▶ [Task description]: Below is some material; transcribe all of it exactly.

--- start of The records ---

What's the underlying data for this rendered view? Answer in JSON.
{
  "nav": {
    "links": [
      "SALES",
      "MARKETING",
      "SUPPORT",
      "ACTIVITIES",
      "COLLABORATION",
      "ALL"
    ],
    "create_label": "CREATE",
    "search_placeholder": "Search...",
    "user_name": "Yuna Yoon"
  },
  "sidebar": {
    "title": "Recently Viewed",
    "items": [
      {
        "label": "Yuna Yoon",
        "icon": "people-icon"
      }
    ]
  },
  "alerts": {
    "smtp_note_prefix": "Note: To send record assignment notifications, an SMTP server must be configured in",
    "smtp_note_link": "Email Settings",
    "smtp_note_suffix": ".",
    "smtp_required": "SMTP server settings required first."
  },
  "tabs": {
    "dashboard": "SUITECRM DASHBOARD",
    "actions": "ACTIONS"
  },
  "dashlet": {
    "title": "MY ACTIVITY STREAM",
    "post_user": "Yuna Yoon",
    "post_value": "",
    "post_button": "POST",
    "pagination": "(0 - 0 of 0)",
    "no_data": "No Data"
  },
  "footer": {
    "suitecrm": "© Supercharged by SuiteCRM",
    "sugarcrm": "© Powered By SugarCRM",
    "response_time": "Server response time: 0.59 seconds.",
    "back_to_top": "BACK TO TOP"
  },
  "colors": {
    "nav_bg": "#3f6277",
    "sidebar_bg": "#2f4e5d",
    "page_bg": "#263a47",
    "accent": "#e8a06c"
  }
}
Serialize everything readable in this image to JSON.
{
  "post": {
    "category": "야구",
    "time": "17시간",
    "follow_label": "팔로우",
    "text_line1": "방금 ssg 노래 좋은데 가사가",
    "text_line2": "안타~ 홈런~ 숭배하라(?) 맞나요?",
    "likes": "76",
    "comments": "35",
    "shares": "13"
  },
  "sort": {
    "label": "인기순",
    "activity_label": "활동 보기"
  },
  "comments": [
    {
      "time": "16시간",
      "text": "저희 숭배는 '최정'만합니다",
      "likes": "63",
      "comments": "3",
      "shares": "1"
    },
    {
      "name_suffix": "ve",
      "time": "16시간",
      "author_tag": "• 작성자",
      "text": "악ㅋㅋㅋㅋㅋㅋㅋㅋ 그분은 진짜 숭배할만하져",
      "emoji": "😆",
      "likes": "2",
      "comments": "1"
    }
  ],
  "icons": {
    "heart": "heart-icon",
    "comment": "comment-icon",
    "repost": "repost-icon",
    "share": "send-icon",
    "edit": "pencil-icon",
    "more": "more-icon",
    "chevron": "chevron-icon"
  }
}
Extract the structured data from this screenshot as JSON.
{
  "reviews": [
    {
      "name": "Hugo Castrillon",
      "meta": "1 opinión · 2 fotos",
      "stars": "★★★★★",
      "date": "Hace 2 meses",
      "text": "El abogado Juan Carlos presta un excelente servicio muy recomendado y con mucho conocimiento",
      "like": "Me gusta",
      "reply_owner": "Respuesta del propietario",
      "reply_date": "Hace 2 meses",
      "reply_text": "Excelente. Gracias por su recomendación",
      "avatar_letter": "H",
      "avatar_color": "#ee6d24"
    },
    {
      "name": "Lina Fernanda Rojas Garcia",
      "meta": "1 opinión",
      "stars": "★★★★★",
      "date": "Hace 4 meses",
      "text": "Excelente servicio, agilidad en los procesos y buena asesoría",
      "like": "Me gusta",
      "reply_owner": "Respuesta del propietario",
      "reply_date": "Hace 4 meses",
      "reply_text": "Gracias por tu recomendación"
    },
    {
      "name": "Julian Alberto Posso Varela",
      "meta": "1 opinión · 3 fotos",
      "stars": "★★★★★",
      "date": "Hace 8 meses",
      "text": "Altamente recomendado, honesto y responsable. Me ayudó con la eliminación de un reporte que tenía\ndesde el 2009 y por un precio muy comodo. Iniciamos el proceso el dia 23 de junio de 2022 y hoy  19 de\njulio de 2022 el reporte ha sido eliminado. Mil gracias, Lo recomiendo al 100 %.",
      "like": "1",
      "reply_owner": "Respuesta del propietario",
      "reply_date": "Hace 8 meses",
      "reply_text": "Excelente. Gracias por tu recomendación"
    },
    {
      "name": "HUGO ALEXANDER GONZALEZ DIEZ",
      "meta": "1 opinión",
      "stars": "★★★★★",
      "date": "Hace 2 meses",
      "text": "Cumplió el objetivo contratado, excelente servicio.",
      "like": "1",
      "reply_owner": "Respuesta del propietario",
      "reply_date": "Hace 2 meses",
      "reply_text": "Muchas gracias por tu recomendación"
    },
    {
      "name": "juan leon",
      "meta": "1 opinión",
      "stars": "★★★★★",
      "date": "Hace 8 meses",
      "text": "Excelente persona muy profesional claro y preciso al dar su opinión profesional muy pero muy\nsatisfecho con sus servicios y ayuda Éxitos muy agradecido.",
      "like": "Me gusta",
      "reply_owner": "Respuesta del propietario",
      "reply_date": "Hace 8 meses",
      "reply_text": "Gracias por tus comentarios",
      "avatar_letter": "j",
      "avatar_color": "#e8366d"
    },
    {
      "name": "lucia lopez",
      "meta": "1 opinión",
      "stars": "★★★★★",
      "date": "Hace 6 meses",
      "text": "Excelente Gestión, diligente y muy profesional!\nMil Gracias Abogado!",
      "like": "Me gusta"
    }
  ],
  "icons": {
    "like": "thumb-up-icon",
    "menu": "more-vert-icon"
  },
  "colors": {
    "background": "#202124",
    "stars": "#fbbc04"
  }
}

--- end of The records ---

▶ [Result]:
What's the underlying data for this rendered view? Answer in JSON.
{
  "nav": {
    "links": [
      "SALES",
      "MARKETING",
      "SUPPORT",
      "ACTIVITIES",
      "COLLABORATION",
      "ALL"
    ],
    "create_label": "CREATE",
    "search_placeholder": "Search...",
    "user_name": "Yuna Yoon"
  },
  "sidebar": {
    "title": "Recently Viewed",
    "items": [
      {
        "label": "Yuna Yoon",
        "icon": "people-icon"
      }
    ]
  },
  "alerts": {
    "smtp_note_prefix": "Note: To send record assignment notifications, an SMTP server must be configured in",
    "smtp_note_link": "Email Settings",
    "smtp_note_suffix": ".",
    "smtp_required": "SMTP server settings required first."
  },
  "tabs": {
    "dashboard": "SUITECRM DASHBOARD",
    "actions": "ACTIONS"
  },
  "dashlet": {
    "title": "MY ACTIVITY STREAM",
    "post_user": "Yuna Yoon",
    "post_value": "",
    "post_button": "POST",
    "pagination": "(0 - 0 of 0)",
    "no_data": "No Data"
  },
  "footer": {
    "suitecrm": "© Supercharged by SuiteCRM",
    "sugarcrm": "© Powered By SugarCRM",
    "response_time": "Server response time: 0.59 seconds.",
    "back_to_top": "BACK TO TOP"
  },
  "colors": {
    "nav_bg": "#3f6277",
    "sidebar_bg": "#2f4e5d",
    "page_bg": "#263a47",
    "accent": "#e8a06c"
  }
}
Serialize everything readable in this image to JSON.
{
  "post": {
    "category": "야구",
    "time": "17시간",
    "follow_label": "팔로우",
    "text_line1": "방금 ssg 노래 좋은데 가사가",
    "text_line2": "안타~ 홈런~ 숭배하라(?) 맞나요?",
    "likes": "76",
    "comments": "35",
    "shares": "13"
  },
  "sort": {
    "label": "인기순",
    "activity_label": "활동 보기"
  },
  "comments": [
    {
      "time": "16시간",
      "text": "저희 숭배는 '최정'만합니다",
      "likes": "63",
      "comments": "3",
      "shares": "1"
    },
    {
      "name_suffix": "ve",
      "time": "16시간",
      "author_tag": "• 작성자",
      "text": "악ㅋㅋㅋㅋㅋㅋㅋㅋ 그분은 진짜 숭배할만하져",
      "emoji": "😆",
      "likes": "2",
      "comments": "1"
    }
  ],
  "icons": {
    "heart": "heart-icon",
    "comment": "comment-icon",
    "repost": "repost-icon",
    "share": "send-icon",
    "edit": "pencil-icon",
    "more": "more-icon",
    "chevron": "chevron-icon"
  }
}
Extract the structured data from this screenshot as JSON.
{
  "reviews": [
    {
      "name": "Hugo Castrillon",
      "meta": "1 opinión · 2 fotos",
      "stars": "★★★★★",
      "date": "Hace 2 meses",
      "text": "El abogado Juan Carlos presta un excelente servicio muy recomendado y con mucho conocimiento",
      "like": "Me gusta",
      "reply_owner": "Respuesta del propietario",
      "reply_date": "Hace 2 meses",
      "reply_text": "Excelente. Gracias por su recomendación",
      "avatar_letter": "H",
      "avatar_color": "#ee6d24"
    },
    {
      "name": "Lina Fernanda Rojas Garcia",
      "meta": "1 opinión",
      "stars": "★★★★★",
      "date": "Hace 4 meses",
      "text": "Excelente servicio, agilidad en los procesos y buena asesoría",
      "like": "Me gusta",
      "reply_owner": "Respuesta del propietario",
      "reply_date": "Hace 4 meses",
      "reply_text": "Gracias por tu recomendación"
    },
    {
      "name": "Julian Alberto Posso Varela",
      "meta": "1 opinión · 3 fotos",
      "stars": "★★★★★",
      "date": "Hace 8 meses",
      "text": "Altamente recomendado, honesto y responsable. Me ayudó con la eliminación de un reporte que tenía\ndesde el 2009 y por un precio muy comodo. Iniciamos el proceso el dia 23 de junio de 2022 y hoy  19 de\njulio de 2022 el reporte ha sido eliminado. Mil gracias, Lo recomiendo al 100 %.",
      "like": "1",
      "reply_owner": "Respuesta del propietario",
      "reply_date": "Hace 8 meses",
      "reply_text": "Excelente. Gracias por tu recomendación"
    },
    {
      "name": "HUGO ALEXANDER GONZALEZ DIEZ",
      "meta": "1 opinión",
      "stars": "★★★★★",
      "date": "Hace 2 meses",
      "text": "Cumplió el objetivo contratado, excelente servicio.",
      "like": "1",
      "reply_owner": "Respuesta del propietario",
      "reply_date": "Hace 2 meses",
      "reply_text": "Muchas gracias por tu recomendación"
    },
    {
      "name": "juan leon",
      "meta": "1 opinión",
      "stars": "★★★★★",
      "date": "Hace 8 meses",
      "text": "Excelente persona muy profesional claro y preciso al dar su opinión profesional muy pero muy\nsatisfecho con sus servicios y ayuda Éxitos muy agradecido.",
      "like": "Me gusta",
      "reply_owner": "Respuesta del propietario",
      "reply_date": "Hace 8 meses",
      "reply_text": "Gracias por tus comentarios",
      "avatar_letter": "j",
      "avatar_color": "#e8366d"
    },
    {
      "name": "lucia lopez",
      "meta": "1 opinión",
      "stars": "★★★★★",
      "date": "Hace 6 meses",
      "text": "Excelente Gestión, diligente y muy profesional!\nMil Gracias Abogado!",
      "like": "Me gusta"
    }
  ],
  "icons": {
    "like": "thumb-up-icon",
    "menu": "more-vert-icon"
  },
  "colors": {
    "background": "#202124",
    "stars": "#fbbc04"
  }
}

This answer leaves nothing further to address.